━━ Text segment

The judicial discipline point is just as sharp. A two-judge bench is bound by a three-judge bench. If it disagrees, the only honest path is reference to the Chief Justice for placement before a larger formation.

Dilution by interpretation is not an option. The judgment puts it plainly: a smaller bench 'cannot dilute, circumvent, or disregard' the binding principle laid down by a larger one.

Behind the textual point sits a structural one. Stare decisis is the principle that courts must follow the decisions of higher and earlier benches on the same point of law. The architecture frays when smaller benches narrow inconvenient precedents through reading down. The proper course is reference to the CJI for resolution by a larger bench.

Litigants in similar cases then get different doctrines depending on which bench they draw. The law becomes, in effect, a panchayat by listing.

Numbers behind doctrine

The judgment buttresses the constitutional argument with arithmetic. The government's own figures, placed before Parliament and drawn from the National Crime Records Bureau, tell a striking story.

Between 2019 and 2023, the conviction rate under UAPA hovered between 1.56 and 6.06 per cent nationally. In Jammu and Kashmir, the annual conviction rate stayed below 1 per cent through the same period. By the prosecution's own data, more than 94 in 100 UAPA accused are eventually acquitted. In Kashmir, the figure rises above 99.

Also read: 'Bail is rule' for offences even under special statutes like UAPA: SC

The court does not say that low conviction rates by themselves justify bail. It says they make the case for treating pre-trial custody as anything other than punitive harder to defend. When acquittal is the statistical norm, prolonged detention without trial becomes a sentence served without conviction.

━━━━

What the task requires
Answer these questions from the text above on bench discipline and UAPA conviction rates:
(a) What must a two-judge bench do if it disagrees with a three-judge bench?
(b) Between 2019 and 2023, within what range did the national conviction rate under UAPA fall?
(c) When acquittal is the statistical norm, what does prolonged detention without trial become?

━━ Entries shown

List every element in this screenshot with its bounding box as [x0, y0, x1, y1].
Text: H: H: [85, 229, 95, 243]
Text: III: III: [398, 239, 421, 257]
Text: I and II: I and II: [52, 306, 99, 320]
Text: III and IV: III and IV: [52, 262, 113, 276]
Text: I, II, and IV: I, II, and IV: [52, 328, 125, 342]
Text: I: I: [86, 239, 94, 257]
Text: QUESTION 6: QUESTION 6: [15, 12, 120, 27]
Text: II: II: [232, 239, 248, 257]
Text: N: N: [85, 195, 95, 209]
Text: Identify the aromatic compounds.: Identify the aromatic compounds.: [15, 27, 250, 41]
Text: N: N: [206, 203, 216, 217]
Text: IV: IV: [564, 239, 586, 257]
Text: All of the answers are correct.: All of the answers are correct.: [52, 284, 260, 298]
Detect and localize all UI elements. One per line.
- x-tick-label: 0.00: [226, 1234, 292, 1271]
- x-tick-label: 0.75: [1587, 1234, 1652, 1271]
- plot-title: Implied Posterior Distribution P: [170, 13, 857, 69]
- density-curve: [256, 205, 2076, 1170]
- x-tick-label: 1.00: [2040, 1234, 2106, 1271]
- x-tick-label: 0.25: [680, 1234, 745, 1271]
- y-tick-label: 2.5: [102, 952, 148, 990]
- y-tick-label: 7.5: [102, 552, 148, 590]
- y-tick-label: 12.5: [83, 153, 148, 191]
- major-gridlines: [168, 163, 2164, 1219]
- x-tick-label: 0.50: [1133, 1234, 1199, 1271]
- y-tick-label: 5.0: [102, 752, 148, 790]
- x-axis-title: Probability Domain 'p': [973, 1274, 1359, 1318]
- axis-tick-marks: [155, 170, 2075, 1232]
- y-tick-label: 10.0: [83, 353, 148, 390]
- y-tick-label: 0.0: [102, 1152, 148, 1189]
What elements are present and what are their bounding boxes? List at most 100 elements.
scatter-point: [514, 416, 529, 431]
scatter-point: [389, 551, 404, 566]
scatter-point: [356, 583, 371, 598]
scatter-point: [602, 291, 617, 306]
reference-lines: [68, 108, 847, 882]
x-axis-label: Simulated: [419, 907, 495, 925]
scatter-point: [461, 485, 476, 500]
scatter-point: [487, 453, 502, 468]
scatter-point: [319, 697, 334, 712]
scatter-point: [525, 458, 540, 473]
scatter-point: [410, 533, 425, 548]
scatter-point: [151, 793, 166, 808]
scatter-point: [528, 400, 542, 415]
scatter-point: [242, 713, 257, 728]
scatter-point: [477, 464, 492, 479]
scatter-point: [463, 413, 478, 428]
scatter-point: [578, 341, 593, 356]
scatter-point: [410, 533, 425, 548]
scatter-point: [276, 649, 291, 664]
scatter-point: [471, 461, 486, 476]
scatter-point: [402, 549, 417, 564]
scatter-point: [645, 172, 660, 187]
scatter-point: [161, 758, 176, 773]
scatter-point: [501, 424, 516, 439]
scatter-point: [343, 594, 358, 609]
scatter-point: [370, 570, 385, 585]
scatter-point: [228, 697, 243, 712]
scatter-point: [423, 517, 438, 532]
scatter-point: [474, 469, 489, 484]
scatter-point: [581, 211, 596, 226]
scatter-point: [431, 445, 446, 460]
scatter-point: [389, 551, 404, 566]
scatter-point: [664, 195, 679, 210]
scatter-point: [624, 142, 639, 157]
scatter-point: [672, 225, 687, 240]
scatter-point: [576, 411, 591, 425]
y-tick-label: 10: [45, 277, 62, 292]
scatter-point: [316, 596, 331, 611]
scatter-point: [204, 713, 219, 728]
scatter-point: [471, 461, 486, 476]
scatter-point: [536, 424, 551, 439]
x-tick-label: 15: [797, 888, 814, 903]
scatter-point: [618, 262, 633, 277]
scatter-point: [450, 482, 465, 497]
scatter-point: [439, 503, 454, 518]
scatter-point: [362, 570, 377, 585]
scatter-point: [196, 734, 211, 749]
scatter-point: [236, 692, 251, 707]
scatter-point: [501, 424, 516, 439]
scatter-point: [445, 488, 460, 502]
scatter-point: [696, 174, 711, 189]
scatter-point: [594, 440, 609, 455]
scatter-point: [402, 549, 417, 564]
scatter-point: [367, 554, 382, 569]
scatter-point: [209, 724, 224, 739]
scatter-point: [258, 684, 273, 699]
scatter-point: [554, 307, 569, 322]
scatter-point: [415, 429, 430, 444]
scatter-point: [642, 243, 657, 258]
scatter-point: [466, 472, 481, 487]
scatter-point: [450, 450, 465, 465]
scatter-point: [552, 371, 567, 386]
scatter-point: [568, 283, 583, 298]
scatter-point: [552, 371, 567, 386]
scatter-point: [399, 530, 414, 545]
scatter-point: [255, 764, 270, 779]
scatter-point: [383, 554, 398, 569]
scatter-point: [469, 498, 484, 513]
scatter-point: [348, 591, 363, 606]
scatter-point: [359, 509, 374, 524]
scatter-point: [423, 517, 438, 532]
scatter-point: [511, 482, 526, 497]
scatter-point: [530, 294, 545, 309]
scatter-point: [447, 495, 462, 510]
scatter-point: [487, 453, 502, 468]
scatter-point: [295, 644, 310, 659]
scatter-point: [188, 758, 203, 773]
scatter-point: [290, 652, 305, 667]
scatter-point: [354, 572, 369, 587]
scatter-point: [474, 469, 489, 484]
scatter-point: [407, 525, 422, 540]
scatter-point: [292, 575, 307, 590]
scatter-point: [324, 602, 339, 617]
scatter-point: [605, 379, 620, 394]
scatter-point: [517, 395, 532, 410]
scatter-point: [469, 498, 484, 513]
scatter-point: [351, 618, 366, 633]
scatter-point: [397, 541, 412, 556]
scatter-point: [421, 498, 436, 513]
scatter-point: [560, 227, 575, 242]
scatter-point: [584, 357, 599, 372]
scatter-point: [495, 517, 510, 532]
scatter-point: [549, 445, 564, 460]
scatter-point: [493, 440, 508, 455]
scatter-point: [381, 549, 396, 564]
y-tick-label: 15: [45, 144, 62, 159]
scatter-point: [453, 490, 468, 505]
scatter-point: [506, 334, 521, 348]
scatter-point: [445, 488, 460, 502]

━━━━

Answer to the problem
(a) Refer the matter to the Chief Justice for placement before a larger formation.
(b) Between 1.56 and 6.06 per cent.
(c) A sentence served without conviction.